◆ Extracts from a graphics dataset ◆

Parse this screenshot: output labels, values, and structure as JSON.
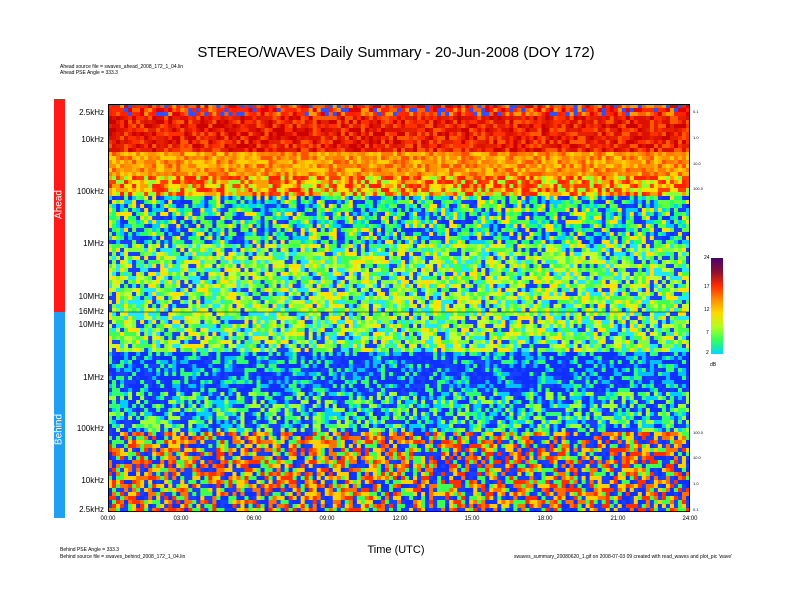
{
  "title": "STEREO/WAVES Daily Summary - 20-Jun-2008 (DOY 172)",
  "header_notes": [
    "Ahead source file = swaves_ahead_2008_172_1_04.lin",
    "Ahead PSE Angle = 333.3"
  ],
  "footer_notes_left": [
    "Behind PSE Angle = 333.3",
    "Behind source file = swaves_behind_2008_172_1_04.lin"
  ],
  "footer_note_right": "swaves_summary_20080620_1.gif on 2008-07-03 09 created with read_waves and plot_pic 'wave'",
  "colors": {
    "ahead": "#ff1a1a",
    "behind": "#1fa0f0"
  },
  "chart_data": {
    "type": "heatmap",
    "xlabel": "Time (UTC)",
    "x_ticks": [
      "00:00",
      "03:00",
      "06:00",
      "09:00",
      "12:00",
      "15:00",
      "18:00",
      "21:00",
      "24:00"
    ],
    "x_range_hours": [
      0,
      24
    ],
    "colorbar": {
      "unit": "dB",
      "ticks": [
        "24",
        "17",
        "12",
        "7",
        "2"
      ],
      "range": [
        2,
        24
      ]
    },
    "panels": [
      {
        "name": "Ahead",
        "y_ticks": [
          "2.5kHz",
          "10kHz",
          "100kHz",
          "1MHz",
          "10MHz",
          "16MHz"
        ],
        "right_ticks": [
          "0.1",
          "1.0",
          "10.0",
          "100.0"
        ]
      },
      {
        "name": "Behind",
        "y_ticks": [
          "10MHz",
          "1MHz",
          "100kHz",
          "10kHz",
          "2.5kHz"
        ],
        "right_ticks": [
          "100.0",
          "10.0",
          "1.0",
          "0.1"
        ]
      }
    ],
    "bands_top_to_bottom": [
      {
        "frac_from": 0.0,
        "frac_to": 0.03,
        "palette": "red"
      },
      {
        "frac_from": 0.03,
        "frac_to": 0.12,
        "palette": "deepred"
      },
      {
        "frac_from": 0.12,
        "frac_to": 0.18,
        "palette": "orange"
      },
      {
        "frac_from": 0.18,
        "frac_to": 0.23,
        "palette": "redyellow"
      },
      {
        "frac_from": 0.23,
        "frac_to": 0.34,
        "palette": "mixedblue"
      },
      {
        "frac_from": 0.34,
        "frac_to": 0.61,
        "palette": "green"
      },
      {
        "frac_from": 0.61,
        "frac_to": 0.71,
        "palette": "blue"
      },
      {
        "frac_from": 0.71,
        "frac_to": 0.8,
        "palette": "bluegreen"
      },
      {
        "frac_from": 0.8,
        "frac_to": 1.0,
        "palette": "lowmix"
      }
    ]
  }
}
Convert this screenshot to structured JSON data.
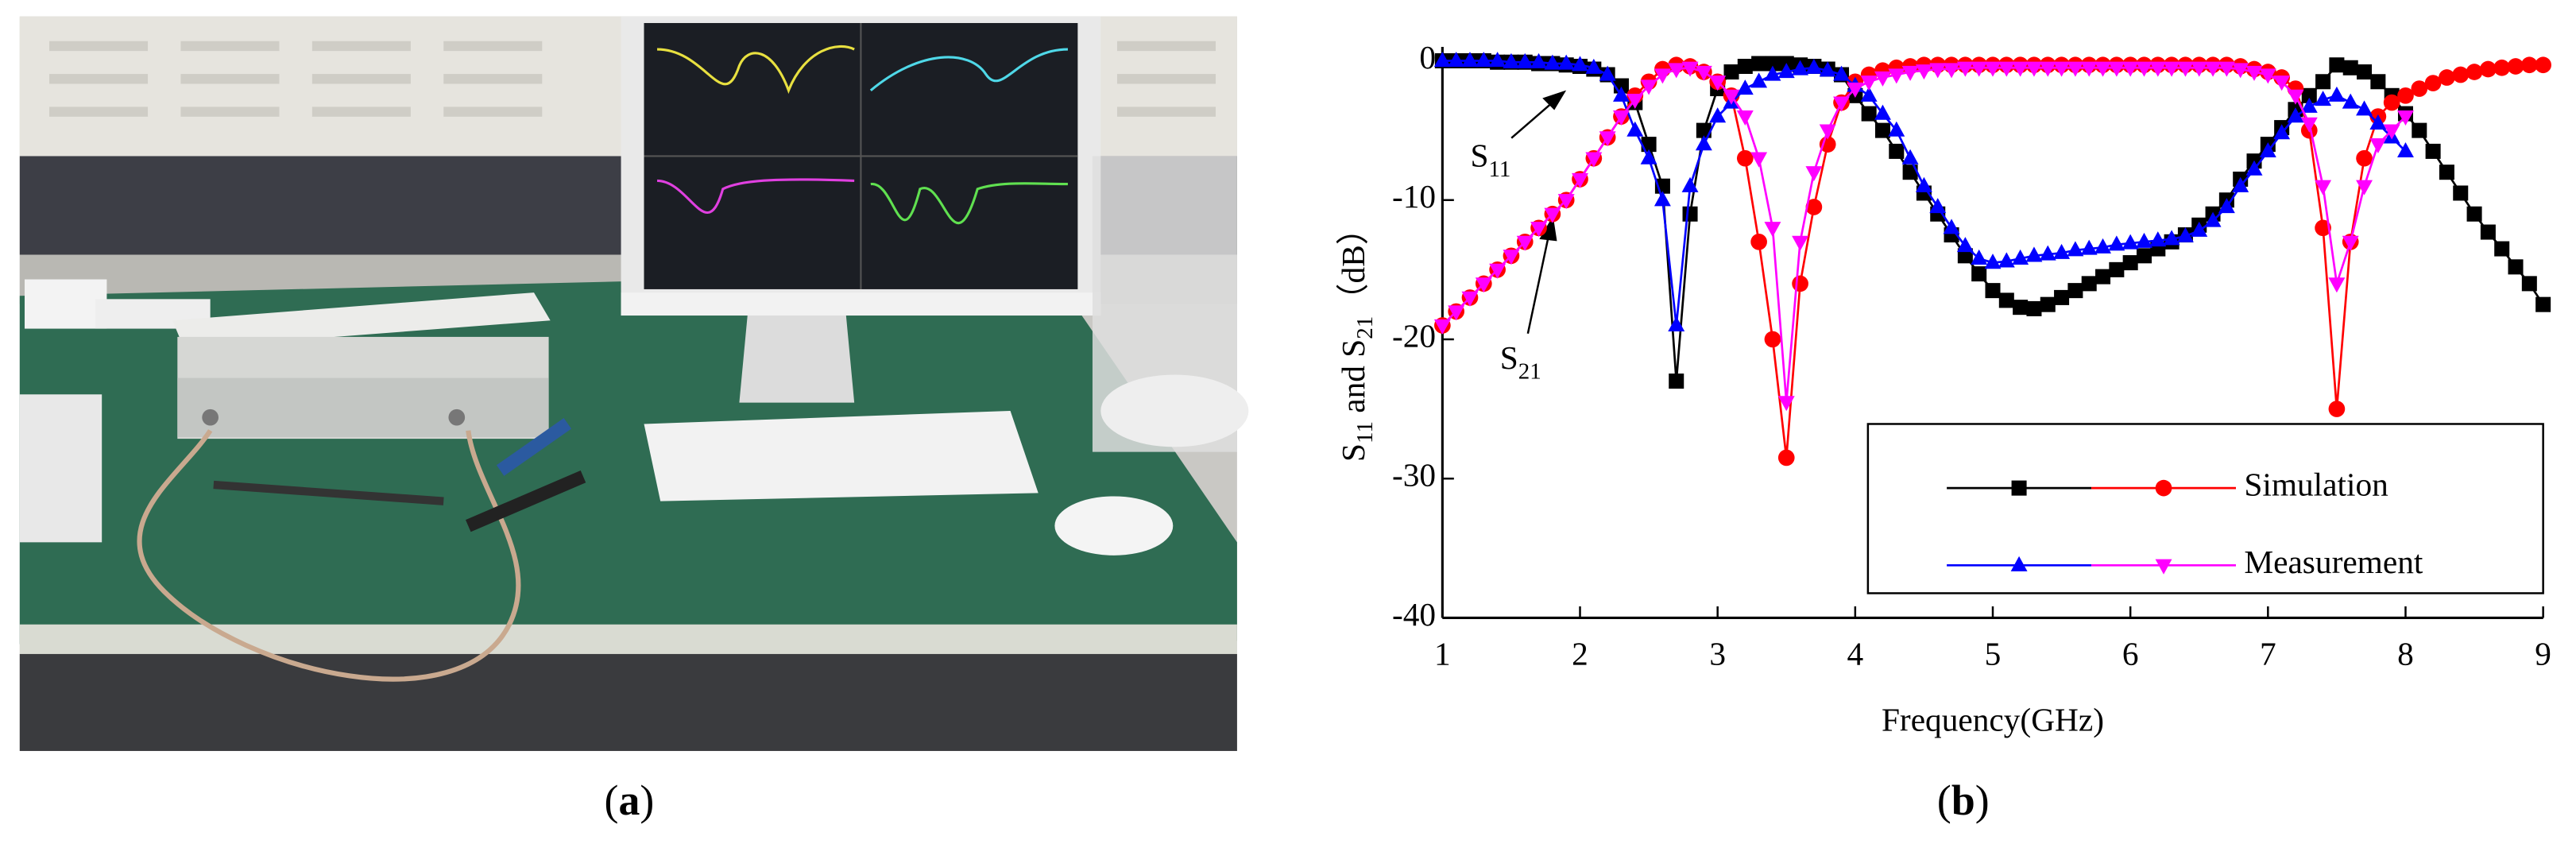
{
  "chart_data": {
    "type": "line",
    "xlabel": "Frequency(GHz)",
    "ylabel": [
      {
        "text": "S",
        "sub": "11"
      },
      {
        "text": " and S",
        "sub": "21"
      },
      {
        "text": "（dB）"
      }
    ],
    "annotations": [
      {
        "text": "S",
        "sub": "11"
      },
      {
        "text": "S",
        "sub": "21"
      }
    ],
    "x": [
      1,
      1.1,
      1.2,
      1.3,
      1.4,
      1.5,
      1.6,
      1.7,
      1.8,
      1.9,
      2,
      2.1,
      2.2,
      2.3,
      2.4,
      2.5,
      2.6,
      2.7,
      2.8,
      2.9,
      3,
      3.1,
      3.2,
      3.3,
      3.4,
      3.5,
      3.6,
      3.7,
      3.8,
      3.9,
      4,
      4.1,
      4.2,
      4.3,
      4.4,
      4.5,
      4.6,
      4.7,
      4.8,
      4.9,
      5,
      5.1,
      5.2,
      5.3,
      5.4,
      5.5,
      5.6,
      5.7,
      5.8,
      5.9,
      6,
      6.1,
      6.2,
      6.3,
      6.4,
      6.5,
      6.6,
      6.7,
      6.8,
      6.9,
      7,
      7.1,
      7.2,
      7.3,
      7.4,
      7.5,
      7.6,
      7.7,
      7.8,
      7.9,
      8,
      8.1,
      8.2,
      8.3,
      8.4,
      8.5,
      8.6,
      8.7,
      8.8,
      8.9,
      9
    ],
    "series": [
      {
        "color": "#000000",
        "marker": "square",
        "values": [
          0,
          0,
          0,
          0,
          -0.1,
          -0.1,
          -0.1,
          -0.2,
          -0.2,
          -0.3,
          -0.4,
          -0.6,
          -1,
          -1.8,
          -3,
          -6,
          -9,
          -23,
          -11,
          -5,
          -2,
          -0.8,
          -0.4,
          -0.2,
          -0.2,
          -0.2,
          -0.3,
          -0.4,
          -0.6,
          -1,
          -2.5,
          -3.8,
          -5,
          -6.5,
          -8,
          -9.5,
          -11,
          -12.5,
          -14,
          -15.3,
          -16.5,
          -17.2,
          -17.7,
          -17.8,
          -17.5,
          -17,
          -16.5,
          -16,
          -15.5,
          -15,
          -14.5,
          -14,
          -13.5,
          -13,
          -12.5,
          -11.8,
          -11,
          -10,
          -8.5,
          -7.2,
          -6,
          -4.8,
          -3.5,
          -2.5,
          -1.5,
          -0.3,
          -0.5,
          -0.8,
          -1.5,
          -2.5,
          -3.8,
          -5,
          -6.5,
          -8,
          -9.5,
          -11,
          -12.3,
          -13.5,
          -14.8,
          -16,
          -17.5
        ]
      },
      {
        "name": "Simulation",
        "color": "#ff0000",
        "marker": "circle",
        "values": [
          -19,
          -18,
          -17,
          -16,
          -15,
          -14,
          -13,
          -12,
          -11,
          -10,
          -8.5,
          -7,
          -5.5,
          -4,
          -2.5,
          -1.5,
          -0.6,
          -0.3,
          -0.4,
          -0.8,
          -1.5,
          -2.5,
          -7,
          -13,
          -20,
          -28.5,
          -16,
          -10.5,
          -6,
          -3,
          -1.5,
          -1,
          -0.7,
          -0.5,
          -0.4,
          -0.3,
          -0.3,
          -0.3,
          -0.3,
          -0.3,
          -0.3,
          -0.3,
          -0.3,
          -0.3,
          -0.3,
          -0.3,
          -0.3,
          -0.3,
          -0.3,
          -0.3,
          -0.3,
          -0.3,
          -0.3,
          -0.3,
          -0.3,
          -0.3,
          -0.3,
          -0.3,
          -0.4,
          -0.6,
          -0.8,
          -1.2,
          -2,
          -5,
          -12,
          -25,
          -13,
          -7,
          -4,
          -3,
          -2.5,
          -2,
          -1.6,
          -1.2,
          -1,
          -0.8,
          -0.6,
          -0.5,
          -0.4,
          -0.3,
          -0.3
        ]
      },
      {
        "color": "#0000ff",
        "marker": "triangle-up",
        "values": [
          0,
          0,
          0,
          0,
          0,
          -0.1,
          -0.1,
          -0.1,
          -0.2,
          -0.2,
          -0.3,
          -0.5,
          -1,
          -2.5,
          -5,
          -7,
          -10,
          -19,
          -9,
          -6,
          -4,
          -3,
          -2,
          -1.5,
          -1,
          -0.8,
          -0.6,
          -0.5,
          -0.7,
          -1,
          -1.8,
          -2.5,
          -3.8,
          -5,
          -7,
          -9,
          -10.5,
          -12,
          -13.3,
          -14.2,
          -14.5,
          -14.4,
          -14.2,
          -14,
          -13.9,
          -13.8,
          -13.6,
          -13.5,
          -13.4,
          -13.2,
          -13.1,
          -13,
          -12.9,
          -12.8,
          -12.6,
          -12.2,
          -11.5,
          -10.5,
          -9,
          -7.8,
          -6.5,
          -5.2,
          -4,
          -3.3,
          -2.8,
          -2.5,
          -3,
          -3.5,
          -4.5,
          -5.5,
          -6.5,
          null,
          null,
          null,
          null,
          null,
          null,
          null,
          null,
          null,
          null
        ]
      },
      {
        "name": "Measurement",
        "color": "#ff00ff",
        "marker": "triangle-down",
        "values": [
          -19,
          -18,
          -17,
          -16,
          -15,
          -14,
          -13,
          -12,
          -11,
          -10,
          -8.5,
          -7,
          -5.5,
          -4,
          -2.8,
          -1.8,
          -1,
          -0.6,
          -0.5,
          -0.8,
          -1.5,
          -2.5,
          -4,
          -7,
          -12,
          -24.5,
          -13,
          -8,
          -5,
          -3,
          -2,
          -1.5,
          -1.2,
          -1,
          -0.8,
          -0.7,
          -0.6,
          -0.6,
          -0.5,
          -0.5,
          -0.5,
          -0.5,
          -0.5,
          -0.5,
          -0.5,
          -0.5,
          -0.5,
          -0.5,
          -0.5,
          -0.5,
          -0.5,
          -0.5,
          -0.5,
          -0.5,
          -0.5,
          -0.5,
          -0.5,
          -0.5,
          -0.6,
          -0.8,
          -1,
          -1.5,
          -2.5,
          -4.5,
          -9,
          -16,
          -13,
          -9,
          -6,
          -5,
          -4,
          null,
          null,
          null,
          null,
          null,
          null,
          null,
          null,
          null,
          null
        ]
      }
    ],
    "xlim": [
      1,
      9
    ],
    "xticks": [
      1,
      2,
      3,
      4,
      5,
      6,
      7,
      8,
      9
    ],
    "ylim": [
      -40,
      1
    ],
    "yticks": [
      -40,
      -30,
      -20,
      -10,
      0
    ],
    "captions": [
      [
        "(",
        "a",
        ")"
      ],
      [
        "(",
        "b",
        ")"
      ]
    ]
  }
}
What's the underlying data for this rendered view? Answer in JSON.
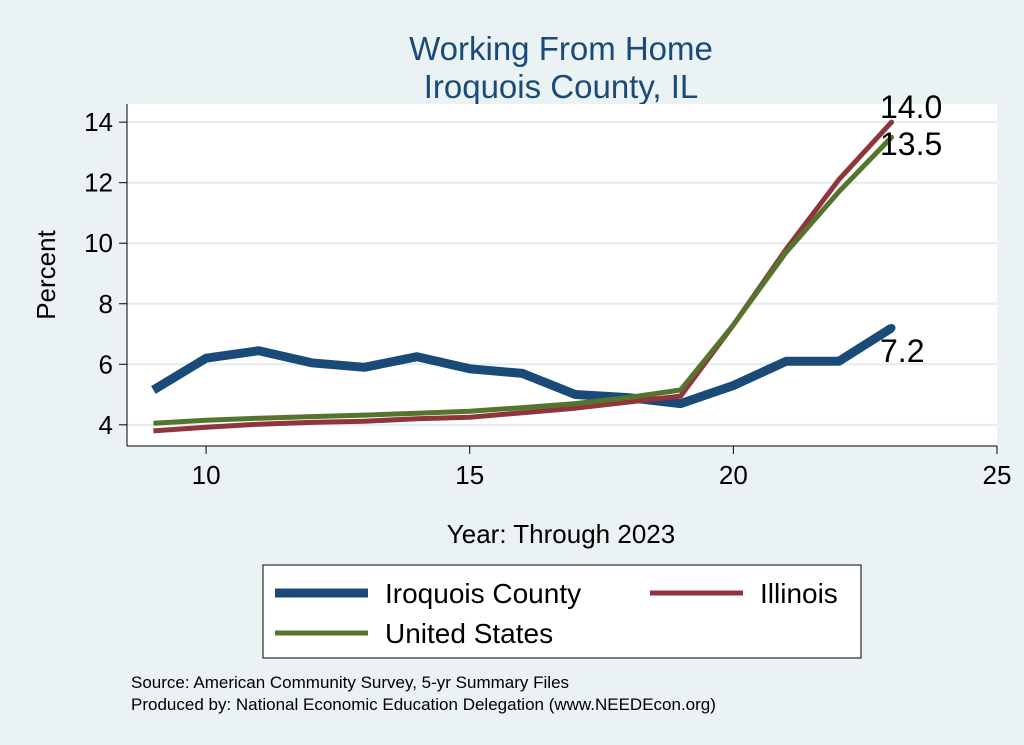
{
  "chart_data": {
    "type": "line",
    "title": [
      "Working From Home",
      "Iroquois County, IL"
    ],
    "xlabel": "Year: Through 2023",
    "ylabel": "Percent",
    "xlim": [
      8.5,
      25
    ],
    "ylim": [
      3.3,
      14.6
    ],
    "xticks": [
      10,
      15,
      20,
      25
    ],
    "yticks": [
      4,
      6,
      8,
      10,
      12,
      14
    ],
    "grid": true,
    "legend_position": "bottom",
    "x": [
      9,
      10,
      11,
      12,
      13,
      14,
      15,
      16,
      17,
      18,
      19,
      20,
      21,
      22,
      23
    ],
    "series": [
      {
        "name": "Iroquois County",
        "color": "#1a4a78",
        "values": [
          5.15,
          6.2,
          6.45,
          6.05,
          5.9,
          6.25,
          5.85,
          5.7,
          5.0,
          4.9,
          4.7,
          5.3,
          6.1,
          6.1,
          7.2
        ]
      },
      {
        "name": "Illinois",
        "color": "#90353b",
        "values": [
          3.8,
          3.92,
          4.02,
          4.08,
          4.12,
          4.2,
          4.25,
          4.4,
          4.55,
          4.75,
          4.95,
          7.3,
          9.8,
          12.1,
          14.0
        ]
      },
      {
        "name": "United States",
        "color": "#55752f",
        "values": [
          4.05,
          4.15,
          4.22,
          4.27,
          4.32,
          4.38,
          4.45,
          4.57,
          4.7,
          4.9,
          5.15,
          7.3,
          9.7,
          11.7,
          13.5
        ]
      }
    ],
    "end_labels": [
      "14.0",
      "13.5",
      "7.2"
    ]
  },
  "notes": {
    "source": "Source: American Community Survey, 5-yr Summary Files",
    "produced_by": "Produced by: National Economic Education Delegation (www.NEEDEcon.org)"
  }
}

◆ What you should do ◆
Only lines holding the string "screenshot" are wanted; gather each one from the entries above.

◆ Reply to the exercise ◆
Parse this screenshot: output labels, values, and structure as JSON.
Convert this screenshot to structured JSON data.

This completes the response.